start

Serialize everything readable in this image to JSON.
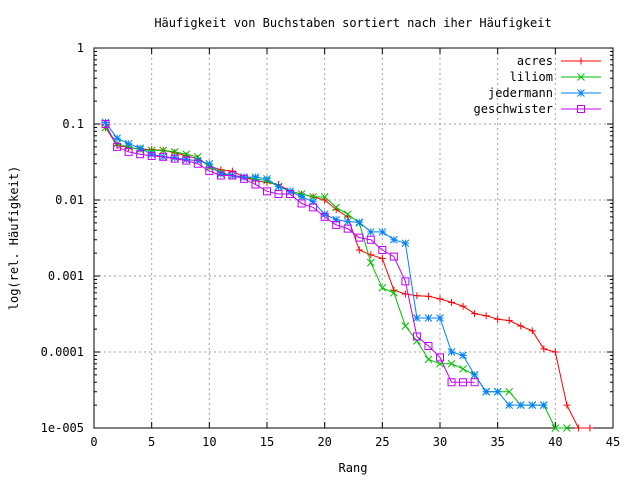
{
  "chart_data": {
    "type": "line",
    "title": "Häufigkeit von Buchstaben sortiert nach iher Häufigkeit",
    "xlabel": "Rang",
    "ylabel": "log(rel. Häufigkeit)",
    "xlim": [
      0,
      45
    ],
    "ylim": [
      1e-05,
      1
    ],
    "yscale": "log",
    "grid": true,
    "legend_position": "top-right",
    "x_ticks": [
      {
        "value": 0,
        "label": "0"
      },
      {
        "value": 5,
        "label": "5"
      },
      {
        "value": 10,
        "label": "10"
      },
      {
        "value": 15,
        "label": "15"
      },
      {
        "value": 20,
        "label": "20"
      },
      {
        "value": 25,
        "label": "25"
      },
      {
        "value": 30,
        "label": "30"
      },
      {
        "value": 35,
        "label": "35"
      },
      {
        "value": 40,
        "label": "40"
      },
      {
        "value": 45,
        "label": "45"
      }
    ],
    "y_ticks": [
      {
        "value": 1,
        "label": "1"
      },
      {
        "value": 0.1,
        "label": "0.1"
      },
      {
        "value": 0.01,
        "label": "0.01"
      },
      {
        "value": 0.001,
        "label": "0.001"
      },
      {
        "value": 0.0001,
        "label": "0.0001"
      },
      {
        "value": 1e-05,
        "label": "1e-005"
      }
    ],
    "series": [
      {
        "name": "acres",
        "color": "#ff0000",
        "marker": "plus",
        "x": [
          1,
          2,
          3,
          4,
          5,
          6,
          7,
          8,
          9,
          10,
          11,
          12,
          13,
          14,
          15,
          16,
          17,
          18,
          19,
          20,
          21,
          22,
          23,
          24,
          25,
          26,
          27,
          28,
          29,
          30,
          31,
          32,
          33,
          34,
          35,
          36,
          37,
          38,
          39,
          40,
          41,
          42,
          43
        ],
        "y": [
          0.09,
          0.052,
          0.049,
          0.047,
          0.046,
          0.045,
          0.042,
          0.038,
          0.035,
          0.028,
          0.025,
          0.024,
          0.02,
          0.018,
          0.017,
          0.016,
          0.013,
          0.012,
          0.011,
          0.01,
          0.0075,
          0.006,
          0.0022,
          0.0019,
          0.0017,
          0.00065,
          0.00058,
          0.00055,
          0.00054,
          0.0005,
          0.00045,
          0.0004,
          0.00032,
          0.0003,
          0.00027,
          0.00026,
          0.00022,
          0.00019,
          0.00011,
          0.0001,
          2e-05,
          1e-05,
          1e-05
        ]
      },
      {
        "name": "liliom",
        "color": "#00c000",
        "marker": "x",
        "x": [
          1,
          2,
          3,
          4,
          5,
          6,
          7,
          8,
          9,
          10,
          11,
          12,
          13,
          14,
          15,
          16,
          17,
          18,
          19,
          20,
          21,
          22,
          23,
          24,
          25,
          26,
          27,
          28,
          29,
          30,
          31,
          32,
          33,
          34,
          35,
          36,
          37,
          38,
          39,
          40,
          41
        ],
        "y": [
          0.09,
          0.055,
          0.05,
          0.046,
          0.045,
          0.045,
          0.043,
          0.04,
          0.037,
          0.027,
          0.023,
          0.021,
          0.02,
          0.019,
          0.018,
          0.015,
          0.013,
          0.012,
          0.011,
          0.011,
          0.008,
          0.0065,
          0.005,
          0.0015,
          0.0007,
          0.0006,
          0.00022,
          0.00014,
          8e-05,
          7e-05,
          7e-05,
          6e-05,
          5e-05,
          3e-05,
          3e-05,
          3e-05,
          2e-05,
          2e-05,
          2e-05,
          1e-05,
          1e-05
        ]
      },
      {
        "name": "jedermann",
        "color": "#0080ff",
        "marker": "star",
        "x": [
          1,
          2,
          3,
          4,
          5,
          6,
          7,
          8,
          9,
          10,
          11,
          12,
          13,
          14,
          15,
          16,
          17,
          18,
          19,
          20,
          21,
          22,
          23,
          24,
          25,
          26,
          27,
          28,
          29,
          30,
          31,
          32,
          33,
          34,
          35,
          36,
          37,
          38,
          39
        ],
        "y": [
          0.105,
          0.065,
          0.055,
          0.048,
          0.04,
          0.037,
          0.036,
          0.034,
          0.033,
          0.03,
          0.022,
          0.021,
          0.02,
          0.02,
          0.019,
          0.015,
          0.013,
          0.011,
          0.0095,
          0.0065,
          0.0055,
          0.0052,
          0.0051,
          0.0038,
          0.0038,
          0.003,
          0.0027,
          0.00028,
          0.00028,
          0.00028,
          0.0001,
          9e-05,
          5e-05,
          3e-05,
          3e-05,
          2e-05,
          2e-05,
          2e-05,
          2e-05
        ]
      },
      {
        "name": "geschwister",
        "color": "#c000ff",
        "marker": "square",
        "x": [
          1,
          2,
          3,
          4,
          5,
          6,
          7,
          8,
          9,
          10,
          11,
          12,
          13,
          14,
          15,
          16,
          17,
          18,
          19,
          20,
          21,
          22,
          23,
          24,
          25,
          26,
          27,
          28,
          29,
          30,
          31,
          32,
          33
        ],
        "y": [
          0.1,
          0.05,
          0.043,
          0.04,
          0.038,
          0.037,
          0.035,
          0.033,
          0.03,
          0.024,
          0.021,
          0.021,
          0.019,
          0.016,
          0.013,
          0.012,
          0.012,
          0.009,
          0.008,
          0.006,
          0.0047,
          0.0042,
          0.0032,
          0.003,
          0.0022,
          0.0018,
          0.00085,
          0.00016,
          0.00012,
          8.5e-05,
          4e-05,
          4e-05,
          4e-05
        ]
      }
    ]
  }
}
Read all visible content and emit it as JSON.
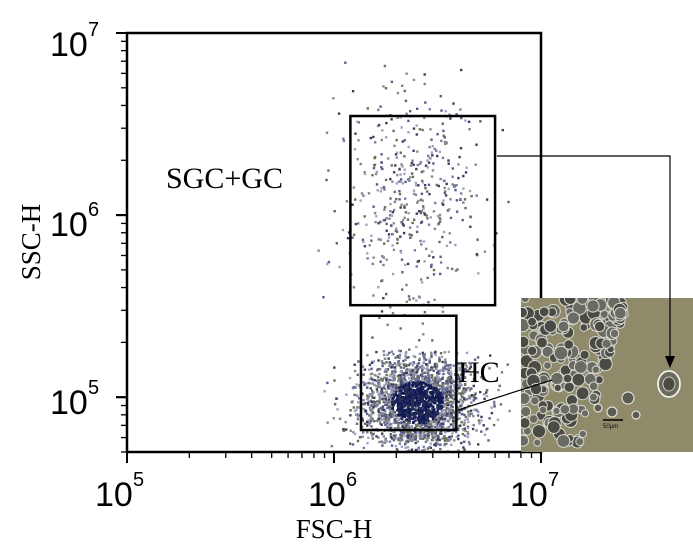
{
  "chart_data": {
    "type": "scatter",
    "title": "",
    "xlabel": "FSC-H",
    "ylabel": "SSC-H",
    "xscale": "log",
    "yscale": "log",
    "xlim": [
      100000,
      10000000
    ],
    "ylim": [
      50000,
      10000000
    ],
    "x_ticks": [
      {
        "value": 100000,
        "base": "10",
        "exp": "5"
      },
      {
        "value": 1000000,
        "base": "10",
        "exp": "6"
      },
      {
        "value": 10000000,
        "base": "10",
        "exp": "7"
      }
    ],
    "y_ticks": [
      {
        "value": 100000,
        "base": "10",
        "exp": "5"
      },
      {
        "value": 1000000,
        "base": "10",
        "exp": "6"
      },
      {
        "value": 10000000,
        "base": "10",
        "exp": "7"
      }
    ],
    "grid": false,
    "gates": [
      {
        "label": "SGC+GC",
        "x": [
          1200000,
          6000000
        ],
        "y": [
          320000,
          3500000
        ]
      },
      {
        "label": "HC",
        "x": [
          1350000,
          3900000
        ],
        "y": [
          66000,
          280000
        ]
      }
    ],
    "populations": [
      {
        "x_center": 2500000,
        "y_center": 95000,
        "x_spread_decades": 0.14,
        "y_spread_decades": 0.13,
        "density": "high"
      },
      {
        "x_center": 2300000,
        "y_center": 1200000,
        "x_spread_decades": 0.16,
        "y_spread_decades": 0.33,
        "density": "low"
      }
    ],
    "inset": {
      "description": "micrograph",
      "scale_label": "50µm"
    },
    "colors": {
      "events": "#5a5f88",
      "dense_core": "#101a55",
      "axis": "#000000",
      "inset_bg": "#8e8a6a"
    }
  }
}
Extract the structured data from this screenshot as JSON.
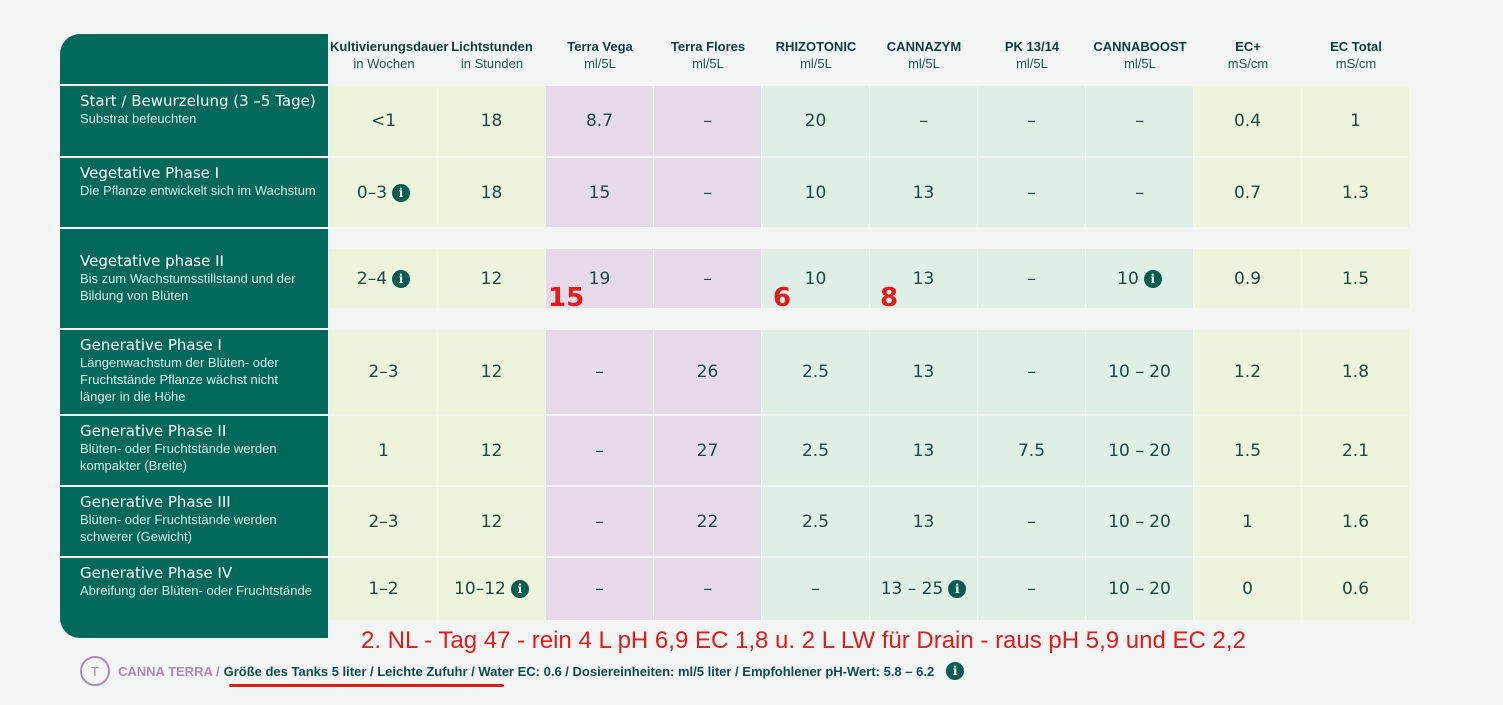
{
  "columns": [
    {
      "title": "Kultivierungsdauer",
      "unit": "in Wochen"
    },
    {
      "title": "Lichtstunden",
      "unit": "in Stunden"
    },
    {
      "title": "Terra Vega",
      "unit": "ml/5L"
    },
    {
      "title": "Terra Flores",
      "unit": "ml/5L"
    },
    {
      "title": "RHIZOTONIC",
      "unit": "ml/5L"
    },
    {
      "title": "CANNAZYM",
      "unit": "ml/5L"
    },
    {
      "title": "PK 13/14",
      "unit": "ml/5L"
    },
    {
      "title": "CANNABOOST",
      "unit": "ml/5L"
    },
    {
      "title": "EC+",
      "unit": "mS/cm"
    },
    {
      "title": "EC Total",
      "unit": "mS/cm"
    }
  ],
  "column_colors": [
    "#eef3db",
    "#eef3db",
    "#e6dae8",
    "#e6dae8",
    "#e0efe6",
    "#e0efe6",
    "#e0efe6",
    "#e0efe6",
    "#eef3db",
    "#eef3db"
  ],
  "rows": [
    {
      "title": "Start / Bewurzelung (3 –5 Tage)",
      "desc": "Substrat befeuchten",
      "cells": [
        {
          "v": "<1"
        },
        {
          "v": "18"
        },
        {
          "v": "8.7"
        },
        {
          "v": "–"
        },
        {
          "v": "20"
        },
        {
          "v": "–"
        },
        {
          "v": "–"
        },
        {
          "v": "–"
        },
        {
          "v": "0.4"
        },
        {
          "v": "1"
        }
      ]
    },
    {
      "title": "Vegetative Phase I",
      "desc": "Die Pflanze entwickelt sich im Wachstum",
      "cells": [
        {
          "v": "0–3",
          "info": true
        },
        {
          "v": "18"
        },
        {
          "v": "15"
        },
        {
          "v": "–"
        },
        {
          "v": "10"
        },
        {
          "v": "13"
        },
        {
          "v": "–"
        },
        {
          "v": "–"
        },
        {
          "v": "0.7"
        },
        {
          "v": "1.3"
        }
      ]
    },
    {
      "title": "Vegetative phase II",
      "desc": "Bis zum Wachstumsstillstand und der Bildung von Blüten",
      "cells": [
        {
          "v": "2–4",
          "info": true
        },
        {
          "v": "12"
        },
        {
          "v": "19"
        },
        {
          "v": "–"
        },
        {
          "v": "10"
        },
        {
          "v": "13"
        },
        {
          "v": "–"
        },
        {
          "v": "10",
          "info": true
        },
        {
          "v": "0.9"
        },
        {
          "v": "1.5"
        }
      ]
    },
    {
      "title": "Generative Phase I",
      "desc": "Längenwachstum der Blüten- oder Fruchtstände Pflanze wächst nicht länger in die Höhe",
      "cells": [
        {
          "v": "2–3"
        },
        {
          "v": "12"
        },
        {
          "v": "–"
        },
        {
          "v": "26"
        },
        {
          "v": "2.5"
        },
        {
          "v": "13"
        },
        {
          "v": "–"
        },
        {
          "v": "10 – 20"
        },
        {
          "v": "1.2"
        },
        {
          "v": "1.8"
        }
      ]
    },
    {
      "title": "Generative Phase II",
      "desc": "Blüten- oder Fruchtstände werden kompakter (Breite)",
      "cells": [
        {
          "v": "1"
        },
        {
          "v": "12"
        },
        {
          "v": "–"
        },
        {
          "v": "27"
        },
        {
          "v": "2.5"
        },
        {
          "v": "13"
        },
        {
          "v": "7.5"
        },
        {
          "v": "10 – 20"
        },
        {
          "v": "1.5"
        },
        {
          "v": "2.1"
        }
      ]
    },
    {
      "title": "Generative Phase III",
      "desc": "Blüten- oder Fruchtstände werden schwerer (Gewicht)",
      "cells": [
        {
          "v": "2–3"
        },
        {
          "v": "12"
        },
        {
          "v": "–"
        },
        {
          "v": "22"
        },
        {
          "v": "2.5"
        },
        {
          "v": "13"
        },
        {
          "v": "–"
        },
        {
          "v": "10 – 20"
        },
        {
          "v": "1"
        },
        {
          "v": "1.6"
        }
      ]
    },
    {
      "title": "Generative Phase IV",
      "desc": "Abreifung der Blüten- oder Fruchtstände",
      "cells": [
        {
          "v": "1–2"
        },
        {
          "v": "10–12",
          "info": true
        },
        {
          "v": "–"
        },
        {
          "v": "–"
        },
        {
          "v": "–"
        },
        {
          "v": "13 – 25",
          "info": true
        },
        {
          "v": "–"
        },
        {
          "v": "10 – 20"
        },
        {
          "v": "0"
        },
        {
          "v": "0.6"
        }
      ]
    }
  ],
  "info_glyph": "i",
  "annotations": {
    "n15": "15",
    "n6": "6",
    "n8": "8",
    "line": "2. NL - Tag 47 - rein 4 L pH 6,9 EC 1,8 u. 2 L LW für Drain - raus pH 5,9 und EC 2,2"
  },
  "footer": {
    "logo_letter": "T",
    "brand": "CANNA TERRA /",
    "text": "Größe des Tanks 5 liter / Leichte Zufuhr / Water EC: 0.6 / Dosiereinheiten: ml/5 liter / Empfohlener pH-Wert: 5.8 – 6.2"
  }
}
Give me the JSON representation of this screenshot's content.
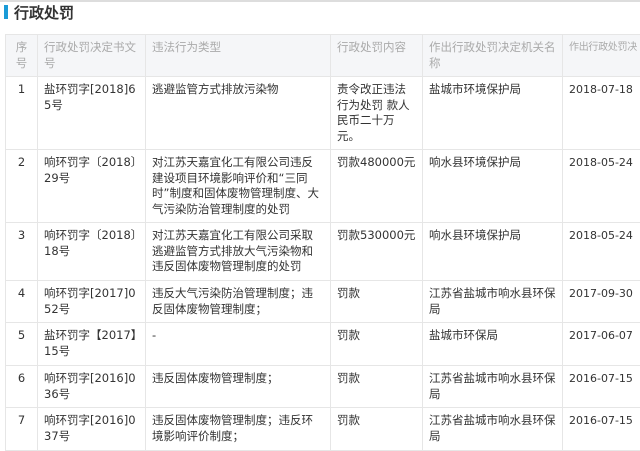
{
  "title": "行政处罚",
  "headers": [
    "序号",
    "行政处罚决定书文号",
    "违法行为类型",
    "行政处罚内容",
    "作出行政处罚决定机关名称",
    "作出行政处罚决"
  ],
  "rows": [
    [
      "1",
      "盐环罚字[2018]65号",
      "逃避监管方式排放污染物",
      "责令改正违法行为处罚 款人民币二十万元。",
      "盐城市环境保护局",
      "2018-07-18"
    ],
    [
      "2",
      "响环罚字〔2018〕29号",
      "对江苏天嘉宜化工有限公司违反建设项目环境影响评价和“三同时”制度和固体废物管理制度、大气污染防治管理制度的处罚",
      "罚款480000元",
      "响水县环境保护局",
      "2018-05-24"
    ],
    [
      "3",
      "响环罚字〔2018〕18号",
      "对江苏天嘉宜化工有限公司采取逃避监管方式排放大气污染物和违反固体废物管理制度的处罚",
      "罚款530000元",
      "响水县环境保护局",
      "2018-05-24"
    ],
    [
      "4",
      "响环罚字[2017]052号",
      "违反大气污染防治管理制度；违反固体废物管理制度；",
      "罚款",
      "江苏省盐城市响水县环保局",
      "2017-09-30"
    ],
    [
      "5",
      "盐环罚字【2017】15号",
      "-",
      "罚款",
      "盐城市环保局",
      "2017-06-07"
    ],
    [
      "6",
      "响环罚字[2016]036号",
      "违反固体废物管理制度；",
      "罚款",
      "江苏省盐城市响水县环保局",
      "2016-07-15"
    ],
    [
      "7",
      "响环罚字[2016]037号",
      "违反固体废物管理制度；违反环境影响评价制度；",
      "罚款",
      "江苏省盐城市响水县环保局",
      "2016-07-15"
    ]
  ]
}
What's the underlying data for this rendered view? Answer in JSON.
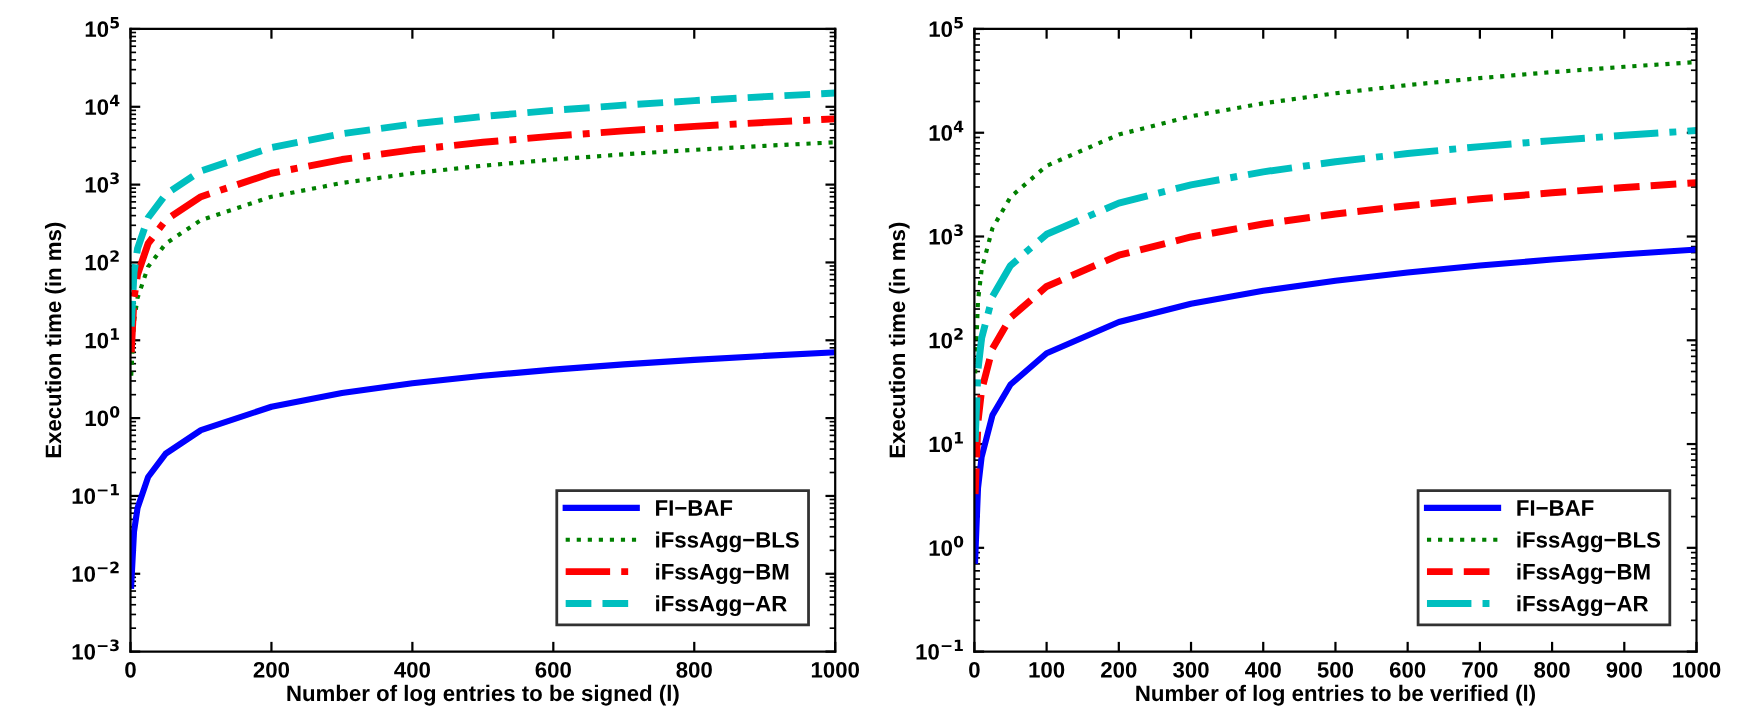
{
  "chart_data": [
    {
      "type": "line",
      "xlabel": "Number of log entries to be signed (l)",
      "ylabel": "Execution time (in ms)",
      "x": [
        1,
        5,
        10,
        25,
        50,
        100,
        200,
        300,
        400,
        500,
        600,
        700,
        800,
        900,
        1000
      ],
      "series": [
        {
          "name": "FI−BAF",
          "color": "#0000ff",
          "line_style": "solid",
          "values": [
            0.007,
            0.035,
            0.07,
            0.175,
            0.35,
            0.7,
            1.4,
            2.1,
            2.8,
            3.5,
            4.2,
            4.9,
            5.6,
            6.3,
            7
          ]
        },
        {
          "name": "iFssAgg−BLS",
          "color": "#008000",
          "line_style": "dotted",
          "values": [
            3.5,
            17.5,
            35,
            88,
            175,
            350,
            700,
            1050,
            1400,
            1750,
            2100,
            2450,
            2800,
            3150,
            3500
          ]
        },
        {
          "name": "iFssAgg−BM",
          "color": "#ff0000",
          "line_style": "dashdot",
          "values": [
            7,
            35,
            70,
            175,
            350,
            700,
            1400,
            2100,
            2800,
            3500,
            4200,
            4900,
            5600,
            6300,
            7000
          ]
        },
        {
          "name": "iFssAgg−AR",
          "color": "#00bfbf",
          "line_style": "dashed",
          "values": [
            15,
            75,
            150,
            375,
            750,
            1500,
            3000,
            4500,
            6000,
            7500,
            9000,
            10500,
            12000,
            13500,
            15000
          ]
        }
      ],
      "log": "y",
      "xlim": [
        0,
        1000
      ],
      "xticks": [
        0,
        200,
        400,
        600,
        800,
        1000
      ],
      "ylim": [
        0.001,
        100000
      ],
      "yticks": [
        {
          "value": 0.001,
          "label": "10$^{−3}$"
        },
        {
          "value": 0.01,
          "label": "10$^{−2}$"
        },
        {
          "value": 0.1,
          "label": "10$^{−1}$"
        },
        {
          "value": 1,
          "label": "10$^{0}$"
        },
        {
          "value": 10,
          "label": "10$^{1}$"
        },
        {
          "value": 100,
          "label": "10$^{2}$"
        },
        {
          "value": 1000,
          "label": "10$^{3}$"
        },
        {
          "value": 10000,
          "label": "10$^{4}$"
        },
        {
          "value": 100000,
          "label": "10$^{5}$"
        }
      ],
      "grid": false,
      "legend": "bottom right"
    },
    {
      "type": "line",
      "xlabel": "Number of log entries to be verified (l)",
      "ylabel": "Execution time (in ms)",
      "x": [
        1,
        5,
        10,
        25,
        50,
        100,
        200,
        300,
        400,
        500,
        600,
        700,
        800,
        900,
        1000
      ],
      "series": [
        {
          "name": "FI−BAF",
          "color": "#0000ff",
          "line_style": "solid",
          "values": [
            0.75,
            3.75,
            7.5,
            19,
            37.5,
            75,
            150,
            225,
            300,
            375,
            450,
            525,
            600,
            675,
            750
          ]
        },
        {
          "name": "iFssAgg−BLS",
          "color": "#008000",
          "line_style": "dotted",
          "values": [
            48,
            240,
            480,
            1200,
            2400,
            4800,
            9600,
            14400,
            19200,
            24000,
            28800,
            33600,
            38400,
            43200,
            48000
          ]
        },
        {
          "name": "iFssAgg−BM",
          "color": "#ff0000",
          "line_style": "dashed",
          "values": [
            3.3,
            16.5,
            33,
            83,
            165,
            330,
            660,
            990,
            1320,
            1650,
            1980,
            2310,
            2640,
            2970,
            3300
          ]
        },
        {
          "name": "iFssAgg−AR",
          "color": "#00bfbf",
          "line_style": "dashdot",
          "values": [
            10.5,
            52.5,
            105,
            263,
            525,
            1050,
            2100,
            3150,
            4200,
            5250,
            6300,
            7350,
            8400,
            9450,
            10500
          ]
        }
      ],
      "log": "y",
      "xlim": [
        0,
        1000
      ],
      "xticks": [
        0,
        100,
        200,
        300,
        400,
        500,
        600,
        700,
        800,
        900,
        1000
      ],
      "ylim": [
        0.1,
        100000
      ],
      "yticks": [
        {
          "value": 0.1,
          "label": "10$^{−1}$"
        },
        {
          "value": 1,
          "label": "10$^{0}$"
        },
        {
          "value": 10,
          "label": "10$^{1}$"
        },
        {
          "value": 100,
          "label": "10$^{2}$"
        },
        {
          "value": 1000,
          "label": "10$^{3}$"
        },
        {
          "value": 10000,
          "label": "10$^{4}$"
        },
        {
          "value": 100000,
          "label": "10$^{5}$"
        }
      ],
      "grid": false,
      "legend": "bottom right"
    }
  ]
}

end

**What you need to do**: Pick out, from the lines above, every one that contains the string "Fruchtstände".

**Task solution**:
      "desc": "Längenwachstum der Blüten- oder Fruchtstände Pflanze wächst nicht länger in die Höhe",
      "desc": "Blüten- oder Fruchtstände werden kompakter (Breite)",
      "desc": "Blüten- oder Fruchtstände werden schwerer (Gewicht)",
      "desc": "Abreifung der Blüten- oder Fruchtstände",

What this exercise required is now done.